## BEGIN

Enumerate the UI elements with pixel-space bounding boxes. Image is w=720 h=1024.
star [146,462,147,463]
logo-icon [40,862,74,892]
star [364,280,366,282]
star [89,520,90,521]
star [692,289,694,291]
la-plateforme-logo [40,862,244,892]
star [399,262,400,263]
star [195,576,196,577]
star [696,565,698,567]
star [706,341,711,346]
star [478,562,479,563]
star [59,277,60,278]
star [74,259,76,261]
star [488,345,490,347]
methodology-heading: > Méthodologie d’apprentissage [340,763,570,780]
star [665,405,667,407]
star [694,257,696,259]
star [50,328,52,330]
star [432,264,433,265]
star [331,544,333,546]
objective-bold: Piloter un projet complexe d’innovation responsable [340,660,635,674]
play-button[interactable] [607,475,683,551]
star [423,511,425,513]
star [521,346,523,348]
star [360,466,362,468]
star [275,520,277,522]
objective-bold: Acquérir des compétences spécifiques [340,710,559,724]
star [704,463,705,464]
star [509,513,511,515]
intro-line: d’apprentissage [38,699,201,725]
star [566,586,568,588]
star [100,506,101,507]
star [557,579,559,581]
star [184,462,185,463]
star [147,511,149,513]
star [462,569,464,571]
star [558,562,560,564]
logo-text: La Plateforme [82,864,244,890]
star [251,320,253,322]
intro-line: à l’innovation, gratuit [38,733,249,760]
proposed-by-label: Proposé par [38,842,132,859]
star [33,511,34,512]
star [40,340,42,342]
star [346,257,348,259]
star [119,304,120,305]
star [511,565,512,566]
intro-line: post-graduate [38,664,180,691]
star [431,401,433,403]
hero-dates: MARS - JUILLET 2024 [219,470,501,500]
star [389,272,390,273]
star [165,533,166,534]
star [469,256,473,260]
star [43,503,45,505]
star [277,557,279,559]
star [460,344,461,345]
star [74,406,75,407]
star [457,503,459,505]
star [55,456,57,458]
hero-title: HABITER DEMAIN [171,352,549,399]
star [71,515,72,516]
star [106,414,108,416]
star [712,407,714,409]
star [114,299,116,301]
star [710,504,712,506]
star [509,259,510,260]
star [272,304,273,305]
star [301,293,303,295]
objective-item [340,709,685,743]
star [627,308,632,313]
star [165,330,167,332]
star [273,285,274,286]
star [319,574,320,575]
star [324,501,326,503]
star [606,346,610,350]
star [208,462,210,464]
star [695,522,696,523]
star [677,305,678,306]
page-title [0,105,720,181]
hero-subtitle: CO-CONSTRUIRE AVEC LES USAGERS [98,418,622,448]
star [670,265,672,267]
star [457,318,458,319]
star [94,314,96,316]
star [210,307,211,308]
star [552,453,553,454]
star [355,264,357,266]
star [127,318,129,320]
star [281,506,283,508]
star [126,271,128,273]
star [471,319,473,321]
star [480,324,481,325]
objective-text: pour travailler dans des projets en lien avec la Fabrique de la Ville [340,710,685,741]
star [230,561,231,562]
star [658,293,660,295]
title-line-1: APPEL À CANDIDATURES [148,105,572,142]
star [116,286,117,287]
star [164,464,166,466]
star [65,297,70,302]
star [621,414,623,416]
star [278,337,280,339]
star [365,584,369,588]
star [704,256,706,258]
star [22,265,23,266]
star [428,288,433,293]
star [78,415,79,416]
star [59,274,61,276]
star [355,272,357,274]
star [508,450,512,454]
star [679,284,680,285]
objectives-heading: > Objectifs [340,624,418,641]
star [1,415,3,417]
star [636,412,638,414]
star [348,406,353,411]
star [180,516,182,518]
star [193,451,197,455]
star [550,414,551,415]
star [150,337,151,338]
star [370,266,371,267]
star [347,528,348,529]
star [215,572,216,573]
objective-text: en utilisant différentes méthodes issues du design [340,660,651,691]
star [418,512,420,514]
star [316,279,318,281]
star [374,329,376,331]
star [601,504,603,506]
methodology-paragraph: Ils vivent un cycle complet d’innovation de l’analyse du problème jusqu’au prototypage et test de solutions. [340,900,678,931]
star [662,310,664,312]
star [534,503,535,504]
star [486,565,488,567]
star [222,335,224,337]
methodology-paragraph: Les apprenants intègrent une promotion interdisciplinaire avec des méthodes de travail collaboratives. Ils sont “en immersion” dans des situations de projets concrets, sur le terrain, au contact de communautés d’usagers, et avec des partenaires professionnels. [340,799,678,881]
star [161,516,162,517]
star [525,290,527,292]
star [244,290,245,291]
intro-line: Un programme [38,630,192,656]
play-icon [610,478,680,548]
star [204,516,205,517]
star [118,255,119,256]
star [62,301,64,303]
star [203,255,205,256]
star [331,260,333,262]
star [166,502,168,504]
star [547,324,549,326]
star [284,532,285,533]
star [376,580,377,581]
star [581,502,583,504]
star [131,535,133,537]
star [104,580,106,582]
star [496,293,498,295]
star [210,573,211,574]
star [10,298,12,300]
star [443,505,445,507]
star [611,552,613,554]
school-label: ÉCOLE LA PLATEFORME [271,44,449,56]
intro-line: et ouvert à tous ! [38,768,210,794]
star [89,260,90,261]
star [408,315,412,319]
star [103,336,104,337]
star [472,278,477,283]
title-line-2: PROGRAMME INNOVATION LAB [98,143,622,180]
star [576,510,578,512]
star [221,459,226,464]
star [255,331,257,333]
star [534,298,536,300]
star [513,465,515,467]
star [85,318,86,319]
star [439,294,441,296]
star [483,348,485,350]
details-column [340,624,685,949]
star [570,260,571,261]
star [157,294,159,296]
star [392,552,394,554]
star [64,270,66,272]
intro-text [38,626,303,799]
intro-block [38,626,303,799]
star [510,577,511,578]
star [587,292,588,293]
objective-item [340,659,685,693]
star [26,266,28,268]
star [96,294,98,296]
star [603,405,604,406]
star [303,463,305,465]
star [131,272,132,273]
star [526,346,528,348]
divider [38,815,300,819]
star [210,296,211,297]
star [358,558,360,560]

## END

* [Aim of the exercise]
Rewrite the listing above as a numbered list, omitting any blank lines.

* [Exercise response]
1. Enumerate the UI elements with pixel-space bounding boxes. Image is w=720 h=1024.
2. star [146,462,147,463]
3. logo-icon [40,862,74,892]
4. star [364,280,366,282]
5. star [89,520,90,521]
6. star [692,289,694,291]
7. la-plateforme-logo [40,862,244,892]
8. star [399,262,400,263]
9. star [195,576,196,577]
10. star [696,565,698,567]
11. star [706,341,711,346]
12. star [478,562,479,563]
13. star [59,277,60,278]
14. star [74,259,76,261]
15. star [488,345,490,347]
16. methodology-heading: > Méthodologie d’apprentissage [340,763,570,780]
17. star [665,405,667,407]
18. star [694,257,696,259]
19. star [50,328,52,330]
20. star [432,264,433,265]
21. star [331,544,333,546]
22. objective-bold: Piloter un projet complexe d’innovation responsable [340,660,635,674]
23. play-button[interactable] [607,475,683,551]
24. star [423,511,425,513]
25. star [521,346,523,348]
26. star [360,466,362,468]
27. star [275,520,277,522]
28. objective-bold: Acquérir des compétences spécifiques [340,710,559,724]
29. star [704,463,705,464]
30. star [509,513,511,515]
31. intro-line: d’apprentissage [38,699,201,725]
32. star [566,586,568,588]
33. star [100,506,101,507]
34. star [557,579,559,581]
35. star [184,462,185,463]
36. star [147,511,149,513]
37. star [462,569,464,571]
38. star [558,562,560,564]
39. logo-text: La Plateforme [82,864,244,890]
40. star [251,320,253,322]
41. intro-line: à l’innovation, gratuit [38,733,249,760]
42. proposed-by-label: Proposé par [38,842,132,859]
43. star [33,511,34,512]
44. star [40,340,42,342]
45. star [346,257,348,259]
46. star [119,304,120,305]
47. star [511,565,512,566]
48. intro-line: post-graduate [38,664,180,691]
49. star [431,401,433,403]
50. hero-dates: MARS - JUILLET 2024 [219,470,501,500]
51. star [389,272,390,273]
52. star [165,533,166,534]
53. star [469,256,473,260]
54. star [43,503,45,505]
55. star [277,557,279,559]
56. star [460,344,461,345]
57. star [74,406,75,407]
58. star [457,503,459,505]
59. star [55,456,57,458]
60. hero-title: HABITER DEMAIN [171,352,549,399]
61. star [71,515,72,516]
62. star [106,414,108,416]
63. star [712,407,714,409]
64. star [114,299,116,301]
65. star [710,504,712,506]
66. star [509,259,510,260]
67. star [272,304,273,305]
68. star [301,293,303,295]
69. objective-item [340,709,685,743]
70. star [627,308,632,313]
71. star [165,330,167,332]
72. star [273,285,274,286]
73. star [319,574,320,575]
74. star [324,501,326,503]
75. star [606,346,610,350]
76. star [208,462,210,464]
77. star [695,522,696,523]
78. star [677,305,678,306]
79. page-title [0,105,720,181]
80. hero-subtitle: CO-CONSTRUIRE AVEC LES USAGERS [98,418,622,448]
81. star [670,265,672,267]
82. star [457,318,458,319]
83. star [94,314,96,316]
84. star [210,307,211,308]
85. star [552,453,553,454]
86. star [355,264,357,266]
87. star [127,318,129,320]
88. star [281,506,283,508]
89. star [126,271,128,273]
90. star [471,319,473,321]
91. star [480,324,481,325]
92. objective-text: pour travailler dans des projets en lien avec la Fabrique de la Ville [340,710,685,741]
93. star [230,561,231,562]
94. star [658,293,660,295]
95. title-line-1: APPEL À CANDIDATURES [148,105,572,142]
96. star [116,286,117,287]
97. star [164,464,166,466]
98. star [65,297,70,302]
99. star [621,414,623,416]
100. star [278,337,280,339]
101. star [365,584,369,588]
102. star [704,256,706,258]
103. star [22,265,23,266]
104. star [428,288,433,293]
105. star [78,415,79,416]
106. star [59,274,61,276]
107. star [355,272,357,274]
108. star [508,450,512,454]
109. star [679,284,680,285]
110. objectives-heading: > Objectifs [340,624,418,641]
111. star [1,415,3,417]
112. star [636,412,638,414]
113. star [348,406,353,411]
114. star [180,516,182,518]
115. star [193,451,197,455]
116. star [550,414,551,415]
117. star [150,337,151,338]
118. star [370,266,371,267]
119. star [347,528,348,529]
120. star [215,572,216,573]
121. objective-text: en utilisant différentes méthodes issues du design [340,660,651,691]
122. star [418,512,420,514]
123. star [316,279,318,281]
124. star [374,329,376,331]
125. star [601,504,603,506]
126. methodology-paragraph: Ils vivent un cycle complet d’innovation de l’analyse du problème jusqu’au prototypage et test de solutions. [340,900,678,931]
127. star [662,310,664,312]
128. star [534,503,535,504]
129. star [486,565,488,567]
130. star [222,335,224,337]
131. methodology-paragraph: Les apprenants intègrent une promotion interdisciplinaire avec des méthodes de travail collaboratives. Ils sont “en immersion” dans des situations de projets concrets, sur le terrain, au contact de communautés d’usagers, et avec des partenaires professionnels. [340,799,678,881]
132. star [161,516,162,517]
133. star [525,290,527,292]
134. star [244,290,245,291]
135. intro-line: Un programme [38,630,192,656]
136. play-icon [610,478,680,548]
137. star [204,516,205,517]
138. star [118,255,119,256]
139. star [62,301,64,303]
140. star [203,255,205,256]
141. star [331,260,333,262]
142. star [166,502,168,504]
143. star [547,324,549,326]
144. star [284,532,285,533]
145. star [376,580,377,581]
146. star [581,502,583,504]
147. star [131,535,133,537]
148. star [104,580,106,582]
149. star [496,293,498,295]
150. star [210,573,211,574]
151. star [10,298,12,300]
152. star [443,505,445,507]
153. star [611,552,613,554]
154. school-label: ÉCOLE LA PLATEFORME [271,44,449,56]
155. intro-line: et ouvert à tous ! [38,768,210,794]
156. star [89,260,90,261]
157. star [408,315,412,319]
158. star [103,336,104,337]
159. star [472,278,477,283]
160. title-line-2: PROGRAMME INNOVATION LAB [98,143,622,180]
161. star [576,510,578,512]
162. star [221,459,226,464]
163. star [255,331,257,333]
164. star [534,298,536,300]
165. star [513,465,515,467]
166. star [85,318,86,319]
167. star [439,294,441,296]
168. star [483,348,485,350]
169. details-column [340,624,685,949]
170. star [570,260,571,261]
171. star [157,294,159,296]
172. star [392,552,394,554]
173. star [64,270,66,272]
174. intro-text [38,626,303,799]
175. intro-block [38,626,303,799]
176. star [510,577,511,578]
177. star [587,292,588,293]
178. objective-item [340,659,685,693]
179. star [26,266,28,268]
180. star [96,294,98,296]
181. star [603,405,604,406]
182. star [303,463,305,465]
183. star [131,272,132,273]
184. star [526,346,528,348]
185. divider [38,815,300,819]
186. star [210,296,211,297]
187. star [358,558,360,560]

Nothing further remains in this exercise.